What the exercise asks
Write out each line beneath this one exactly as it reads.

Data to use
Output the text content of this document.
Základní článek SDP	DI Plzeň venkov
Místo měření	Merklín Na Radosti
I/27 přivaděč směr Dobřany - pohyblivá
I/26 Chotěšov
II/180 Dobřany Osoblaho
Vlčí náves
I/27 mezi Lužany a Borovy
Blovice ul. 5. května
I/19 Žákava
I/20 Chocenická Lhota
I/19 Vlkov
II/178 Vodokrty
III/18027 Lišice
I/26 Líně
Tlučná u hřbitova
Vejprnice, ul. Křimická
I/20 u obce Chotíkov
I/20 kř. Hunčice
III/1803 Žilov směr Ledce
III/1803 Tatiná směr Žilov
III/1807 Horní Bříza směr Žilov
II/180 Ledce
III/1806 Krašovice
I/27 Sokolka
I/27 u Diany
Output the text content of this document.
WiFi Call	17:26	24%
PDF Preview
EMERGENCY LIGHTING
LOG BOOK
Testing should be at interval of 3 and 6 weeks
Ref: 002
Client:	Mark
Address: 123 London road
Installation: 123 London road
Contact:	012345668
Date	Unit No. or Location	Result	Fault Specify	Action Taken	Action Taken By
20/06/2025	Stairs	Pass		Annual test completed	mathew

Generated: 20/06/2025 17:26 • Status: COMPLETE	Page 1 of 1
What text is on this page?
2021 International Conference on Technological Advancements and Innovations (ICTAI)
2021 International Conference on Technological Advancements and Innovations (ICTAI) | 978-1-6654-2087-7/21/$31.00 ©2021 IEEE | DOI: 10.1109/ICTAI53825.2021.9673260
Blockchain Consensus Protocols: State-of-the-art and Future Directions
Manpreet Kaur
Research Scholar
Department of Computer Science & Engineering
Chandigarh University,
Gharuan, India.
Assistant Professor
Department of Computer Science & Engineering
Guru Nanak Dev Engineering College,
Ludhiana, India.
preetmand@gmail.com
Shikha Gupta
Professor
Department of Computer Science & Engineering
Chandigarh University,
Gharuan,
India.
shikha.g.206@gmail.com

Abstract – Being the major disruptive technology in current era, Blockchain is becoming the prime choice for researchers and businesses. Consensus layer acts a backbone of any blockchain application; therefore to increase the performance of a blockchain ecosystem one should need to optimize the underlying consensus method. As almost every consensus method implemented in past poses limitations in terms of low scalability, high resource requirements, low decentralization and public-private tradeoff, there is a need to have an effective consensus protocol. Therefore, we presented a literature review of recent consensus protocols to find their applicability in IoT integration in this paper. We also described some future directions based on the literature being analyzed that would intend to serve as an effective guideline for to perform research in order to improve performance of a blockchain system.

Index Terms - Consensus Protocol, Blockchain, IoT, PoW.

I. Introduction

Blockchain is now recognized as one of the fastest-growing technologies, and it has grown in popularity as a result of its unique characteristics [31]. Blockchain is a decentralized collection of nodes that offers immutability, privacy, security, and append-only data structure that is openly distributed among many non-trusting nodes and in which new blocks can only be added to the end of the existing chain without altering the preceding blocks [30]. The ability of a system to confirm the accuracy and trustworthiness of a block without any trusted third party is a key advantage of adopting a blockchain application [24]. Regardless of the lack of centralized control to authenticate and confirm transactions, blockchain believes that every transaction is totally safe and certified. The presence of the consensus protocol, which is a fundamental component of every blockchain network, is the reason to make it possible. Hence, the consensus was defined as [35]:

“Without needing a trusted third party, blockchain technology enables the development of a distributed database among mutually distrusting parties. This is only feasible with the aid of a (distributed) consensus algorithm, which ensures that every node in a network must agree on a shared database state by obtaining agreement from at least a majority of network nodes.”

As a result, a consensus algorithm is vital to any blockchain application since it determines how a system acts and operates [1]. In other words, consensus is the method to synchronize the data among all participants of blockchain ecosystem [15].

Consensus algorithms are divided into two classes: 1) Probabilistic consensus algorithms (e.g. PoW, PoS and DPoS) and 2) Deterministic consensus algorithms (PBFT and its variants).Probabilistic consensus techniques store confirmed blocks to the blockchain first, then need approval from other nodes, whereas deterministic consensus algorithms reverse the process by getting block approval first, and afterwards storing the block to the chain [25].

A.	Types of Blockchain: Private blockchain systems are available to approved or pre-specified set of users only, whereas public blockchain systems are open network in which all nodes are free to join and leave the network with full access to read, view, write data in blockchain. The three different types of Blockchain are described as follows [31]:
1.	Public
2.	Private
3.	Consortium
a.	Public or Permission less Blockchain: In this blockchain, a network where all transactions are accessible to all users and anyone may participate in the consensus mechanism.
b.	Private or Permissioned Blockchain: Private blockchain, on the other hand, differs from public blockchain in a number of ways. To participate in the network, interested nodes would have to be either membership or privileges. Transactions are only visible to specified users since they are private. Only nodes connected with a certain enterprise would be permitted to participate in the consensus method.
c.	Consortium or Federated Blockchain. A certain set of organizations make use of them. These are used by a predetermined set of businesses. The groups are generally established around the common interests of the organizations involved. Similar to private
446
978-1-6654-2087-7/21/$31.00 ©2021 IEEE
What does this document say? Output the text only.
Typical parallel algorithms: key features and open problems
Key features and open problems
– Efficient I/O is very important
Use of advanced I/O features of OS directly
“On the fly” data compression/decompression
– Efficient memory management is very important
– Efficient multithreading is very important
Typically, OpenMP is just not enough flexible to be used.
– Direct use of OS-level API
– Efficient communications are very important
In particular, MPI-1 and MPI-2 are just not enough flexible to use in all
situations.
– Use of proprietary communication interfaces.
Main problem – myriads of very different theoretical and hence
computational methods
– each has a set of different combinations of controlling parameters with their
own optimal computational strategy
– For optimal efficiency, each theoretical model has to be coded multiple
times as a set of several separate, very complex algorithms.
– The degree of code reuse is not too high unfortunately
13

Task response
Output the text content of this document.
Základní článek SDP	DI Plzeň venkov
Místo měření	Merklín Na Radosti
I/27 přivaděč směr Dobřany - pohyblivá
I/26 Chotěšov
II/180 Dobřany Osoblaho
Vlčí náves
I/27 mezi Lužany a Borovy
Blovice ul. 5. května
I/19 Žákava
I/20 Chocenická Lhota
I/19 Vlkov
II/178 Vodokrty
III/18027 Lišice
I/26 Líně
Tlučná u hřbitova
Vejprnice, ul. Křimická
I/20 u obce Chotíkov
I/20 kř. Hunčice
III/1803 Žilov směr Ledce
III/1803 Tatiná směr Žilov
III/1807 Horní Bříza směr Žilov
II/180 Ledce
III/1806 Krašovice
I/27 Sokolka
I/27 u Diany
Output the text content of this document.
WiFi Call	17:26	24%
PDF Preview
EMERGENCY LIGHTING
LOG BOOK
Testing should be at interval of 3 and 6 weeks
Ref: 002
Client:	Mark
Address: 123 London road
Installation: 123 London road
Contact:	012345668
Date	Unit No. or Location	Result	Fault Specify	Action Taken	Action Taken By
20/06/2025	Stairs	Pass		Annual test completed	mathew

Generated: 20/06/2025 17:26 • Status: COMPLETE	Page 1 of 1
What text is on this page?
2021 International Conference on Technological Advancements and Innovations (ICTAI)
2021 International Conference on Technological Advancements and Innovations (ICTAI) | 978-1-6654-2087-7/21/$31.00 ©2021 IEEE | DOI: 10.1109/ICTAI53825.2021.9673260
Blockchain Consensus Protocols: State-of-the-art and Future Directions
Manpreet Kaur
Research Scholar
Department of Computer Science & Engineering
Chandigarh University,
Gharuan, India.
Assistant Professor
Department of Computer Science & Engineering
Guru Nanak Dev Engineering College,
Ludhiana, India.
preetmand@gmail.com
Shikha Gupta
Professor
Department of Computer Science & Engineering
Chandigarh University,
Gharuan,
India.
shikha.g.206@gmail.com

Abstract – Being the major disruptive technology in current era, Blockchain is becoming the prime choice for researchers and businesses. Consensus layer acts a backbone of any blockchain application; therefore to increase the performance of a blockchain ecosystem one should need to optimize the underlying consensus method. As almost every consensus method implemented in past poses limitations in terms of low scalability, high resource requirements, low decentralization and public-private tradeoff, there is a need to have an effective consensus protocol. Therefore, we presented a literature review of recent consensus protocols to find their applicability in IoT integration in this paper. We also described some future directions based on the literature being analyzed that would intend to serve as an effective guideline for to perform research in order to improve performance of a blockchain system.

Index Terms - Consensus Protocol, Blockchain, IoT, PoW.

I. Introduction

Blockchain is now recognized as one of the fastest-growing technologies, and it has grown in popularity as a result of its unique characteristics [31]. Blockchain is a decentralized collection of nodes that offers immutability, privacy, security, and append-only data structure that is openly distributed among many non-trusting nodes and in which new blocks can only be added to the end of the existing chain without altering the preceding blocks [30]. The ability of a system to confirm the accuracy and trustworthiness of a block without any trusted third party is a key advantage of adopting a blockchain application [24]. Regardless of the lack of centralized control to authenticate and confirm transactions, blockchain believes that every transaction is totally safe and certified. The presence of the consensus protocol, which is a fundamental component of every blockchain network, is the reason to make it possible. Hence, the consensus was defined as [35]:

“Without needing a trusted third party, blockchain technology enables the development of a distributed database among mutually distrusting parties. This is only feasible with the aid of a (distributed) consensus algorithm, which ensures that every node in a network must agree on a shared database state by obtaining agreement from at least a majority of network nodes.”

As a result, a consensus algorithm is vital to any blockchain application since it determines how a system acts and operates [1]. In other words, consensus is the method to synchronize the data among all participants of blockchain ecosystem [15].

Consensus algorithms are divided into two classes: 1) Probabilistic consensus algorithms (e.g. PoW, PoS and DPoS) and 2) Deterministic consensus algorithms (PBFT and its variants).Probabilistic consensus techniques store confirmed blocks to the blockchain first, then need approval from other nodes, whereas deterministic consensus algorithms reverse the process by getting block approval first, and afterwards storing the block to the chain [25].

A.	Types of Blockchain: Private blockchain systems are available to approved or pre-specified set of users only, whereas public blockchain systems are open network in which all nodes are free to join and leave the network with full access to read, view, write data in blockchain. The three different types of Blockchain are described as follows [31]:
1.	Public
2.	Private
3.	Consortium
a.	Public or Permission less Blockchain: In this blockchain, a network where all transactions are accessible to all users and anyone may participate in the consensus mechanism.
b.	Private or Permissioned Blockchain: Private blockchain, on the other hand, differs from public blockchain in a number of ways. To participate in the network, interested nodes would have to be either membership or privileges. Transactions are only visible to specified users since they are private. Only nodes connected with a certain enterprise would be permitted to participate in the consensus method.
c.	Consortium or Federated Blockchain. A certain set of organizations make use of them. These are used by a predetermined set of businesses. The groups are generally established around the common interests of the organizations involved. Similar to private
446
978-1-6654-2087-7/21/$31.00 ©2021 IEEE
What does this document say? Output the text only.
Typical parallel algorithms: key features and open problems
Key features and open problems
– Efficient I/O is very important
Use of advanced I/O features of OS directly
“On the fly” data compression/decompression
– Efficient memory management is very important
– Efficient multithreading is very important
Typically, OpenMP is just not enough flexible to be used.
– Direct use of OS-level API
– Efficient communications are very important
In particular, MPI-1 and MPI-2 are just not enough flexible to use in all
situations.
– Use of proprietary communication interfaces.
Main problem – myriads of very different theoretical and hence
computational methods
– each has a set of different combinations of controlling parameters with their
own optimal computational strategy
– For optimal efficiency, each theoretical model has to be coded multiple
times as a set of several separate, very complex algorithms.
– The degree of code reuse is not too high unfortunately
13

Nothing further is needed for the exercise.